======== Stored records ========

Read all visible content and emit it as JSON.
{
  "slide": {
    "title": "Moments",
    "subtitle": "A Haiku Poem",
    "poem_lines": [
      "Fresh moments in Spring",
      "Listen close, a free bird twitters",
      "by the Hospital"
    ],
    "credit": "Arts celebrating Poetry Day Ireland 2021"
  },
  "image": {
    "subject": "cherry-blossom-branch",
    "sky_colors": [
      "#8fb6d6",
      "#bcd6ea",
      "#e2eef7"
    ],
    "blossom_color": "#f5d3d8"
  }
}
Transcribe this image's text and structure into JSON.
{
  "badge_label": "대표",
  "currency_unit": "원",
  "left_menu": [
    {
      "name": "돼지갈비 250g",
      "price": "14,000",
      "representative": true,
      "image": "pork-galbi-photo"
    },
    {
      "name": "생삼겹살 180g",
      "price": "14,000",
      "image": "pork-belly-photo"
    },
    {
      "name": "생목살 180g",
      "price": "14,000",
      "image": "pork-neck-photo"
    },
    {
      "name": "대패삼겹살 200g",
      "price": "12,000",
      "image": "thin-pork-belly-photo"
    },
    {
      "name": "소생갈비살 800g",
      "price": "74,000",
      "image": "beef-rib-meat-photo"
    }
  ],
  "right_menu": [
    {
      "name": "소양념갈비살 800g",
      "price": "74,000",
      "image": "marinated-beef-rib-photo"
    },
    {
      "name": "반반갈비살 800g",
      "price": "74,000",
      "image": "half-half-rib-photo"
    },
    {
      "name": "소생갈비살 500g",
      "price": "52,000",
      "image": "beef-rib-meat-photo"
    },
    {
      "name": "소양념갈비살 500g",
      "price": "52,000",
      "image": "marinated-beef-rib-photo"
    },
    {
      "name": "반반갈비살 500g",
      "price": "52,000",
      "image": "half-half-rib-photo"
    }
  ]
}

========

**Written task:** Copy each record from above without leaving any out.

**Task result:**
Read all visible content and emit it as JSON.
{
  "slide": {
    "title": "Moments",
    "subtitle": "A Haiku Poem",
    "poem_lines": [
      "Fresh moments in Spring",
      "Listen close, a free bird twitters",
      "by the Hospital"
    ],
    "credit": "Arts celebrating Poetry Day Ireland 2021"
  },
  "image": {
    "subject": "cherry-blossom-branch",
    "sky_colors": [
      "#8fb6d6",
      "#bcd6ea",
      "#e2eef7"
    ],
    "blossom_color": "#f5d3d8"
  }
}
Transcribe this image's text and structure into JSON.
{
  "badge_label": "대표",
  "currency_unit": "원",
  "left_menu": [
    {
      "name": "돼지갈비 250g",
      "price": "14,000",
      "representative": true,
      "image": "pork-galbi-photo"
    },
    {
      "name": "생삼겹살 180g",
      "price": "14,000",
      "image": "pork-belly-photo"
    },
    {
      "name": "생목살 180g",
      "price": "14,000",
      "image": "pork-neck-photo"
    },
    {
      "name": "대패삼겹살 200g",
      "price": "12,000",
      "image": "thin-pork-belly-photo"
    },
    {
      "name": "소생갈비살 800g",
      "price": "74,000",
      "image": "beef-rib-meat-photo"
    }
  ],
  "right_menu": [
    {
      "name": "소양념갈비살 800g",
      "price": "74,000",
      "image": "marinated-beef-rib-photo"
    },
    {
      "name": "반반갈비살 800g",
      "price": "74,000",
      "image": "half-half-rib-photo"
    },
    {
      "name": "소생갈비살 500g",
      "price": "52,000",
      "image": "beef-rib-meat-photo"
    },
    {
      "name": "소양념갈비살 500g",
      "price": "52,000",
      "image": "marinated-beef-rib-photo"
    },
    {
      "name": "반반갈비살 500g",
      "price": "52,000",
      "image": "half-half-rib-photo"
    }
  ]
}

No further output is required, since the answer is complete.